#### [Problem details]
Print all the entries verbatim.

┏━━

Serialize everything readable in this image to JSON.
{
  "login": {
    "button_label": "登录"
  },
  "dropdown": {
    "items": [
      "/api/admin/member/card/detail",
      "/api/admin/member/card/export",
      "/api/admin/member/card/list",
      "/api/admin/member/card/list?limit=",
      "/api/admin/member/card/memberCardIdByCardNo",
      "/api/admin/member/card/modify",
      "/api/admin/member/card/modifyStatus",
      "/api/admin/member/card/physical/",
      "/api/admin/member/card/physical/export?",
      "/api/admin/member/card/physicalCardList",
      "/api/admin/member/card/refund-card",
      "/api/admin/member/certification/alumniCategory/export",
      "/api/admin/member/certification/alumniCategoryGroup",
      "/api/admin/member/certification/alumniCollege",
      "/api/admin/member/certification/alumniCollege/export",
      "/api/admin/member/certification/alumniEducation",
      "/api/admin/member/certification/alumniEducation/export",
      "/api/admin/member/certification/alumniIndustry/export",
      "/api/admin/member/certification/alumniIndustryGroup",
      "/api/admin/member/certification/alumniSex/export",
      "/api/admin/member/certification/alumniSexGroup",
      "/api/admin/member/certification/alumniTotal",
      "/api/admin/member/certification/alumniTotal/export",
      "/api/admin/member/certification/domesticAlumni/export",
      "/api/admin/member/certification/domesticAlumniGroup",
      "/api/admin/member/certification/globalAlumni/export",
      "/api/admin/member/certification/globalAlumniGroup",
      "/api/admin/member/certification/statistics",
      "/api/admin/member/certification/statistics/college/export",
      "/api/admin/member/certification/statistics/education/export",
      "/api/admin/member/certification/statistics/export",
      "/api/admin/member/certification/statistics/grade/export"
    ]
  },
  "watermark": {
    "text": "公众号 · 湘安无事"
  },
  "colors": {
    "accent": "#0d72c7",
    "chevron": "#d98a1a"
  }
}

┗━━

#### [Answer to this task]
Serialize everything readable in this image to JSON.
{
  "login": {
    "button_label": "登录"
  },
  "dropdown": {
    "items": [
      "/api/admin/member/card/detail",
      "/api/admin/member/card/export",
      "/api/admin/member/card/list",
      "/api/admin/member/card/list?limit=",
      "/api/admin/member/card/memberCardIdByCardNo",
      "/api/admin/member/card/modify",
      "/api/admin/member/card/modifyStatus",
      "/api/admin/member/card/physical/",
      "/api/admin/member/card/physical/export?",
      "/api/admin/member/card/physicalCardList",
      "/api/admin/member/card/refund-card",
      "/api/admin/member/certification/alumniCategory/export",
      "/api/admin/member/certification/alumniCategoryGroup",
      "/api/admin/member/certification/alumniCollege",
      "/api/admin/member/certification/alumniCollege/export",
      "/api/admin/member/certification/alumniEducation",
      "/api/admin/member/certification/alumniEducation/export",
      "/api/admin/member/certification/alumniIndustry/export",
      "/api/admin/member/certification/alumniIndustryGroup",
      "/api/admin/member/certification/alumniSex/export",
      "/api/admin/member/certification/alumniSexGroup",
      "/api/admin/member/certification/alumniTotal",
      "/api/admin/member/certification/alumniTotal/export",
      "/api/admin/member/certification/domesticAlumni/export",
      "/api/admin/member/certification/domesticAlumniGroup",
      "/api/admin/member/certification/globalAlumni/export",
      "/api/admin/member/certification/globalAlumniGroup",
      "/api/admin/member/certification/statistics",
      "/api/admin/member/certification/statistics/college/export",
      "/api/admin/member/certification/statistics/education/export",
      "/api/admin/member/certification/statistics/export",
      "/api/admin/member/certification/statistics/grade/export"
    ]
  },
  "watermark": {
    "text": "公众号 · 湘安无事"
  },
  "colors": {
    "accent": "#0d72c7",
    "chevron": "#d98a1a"
  }
}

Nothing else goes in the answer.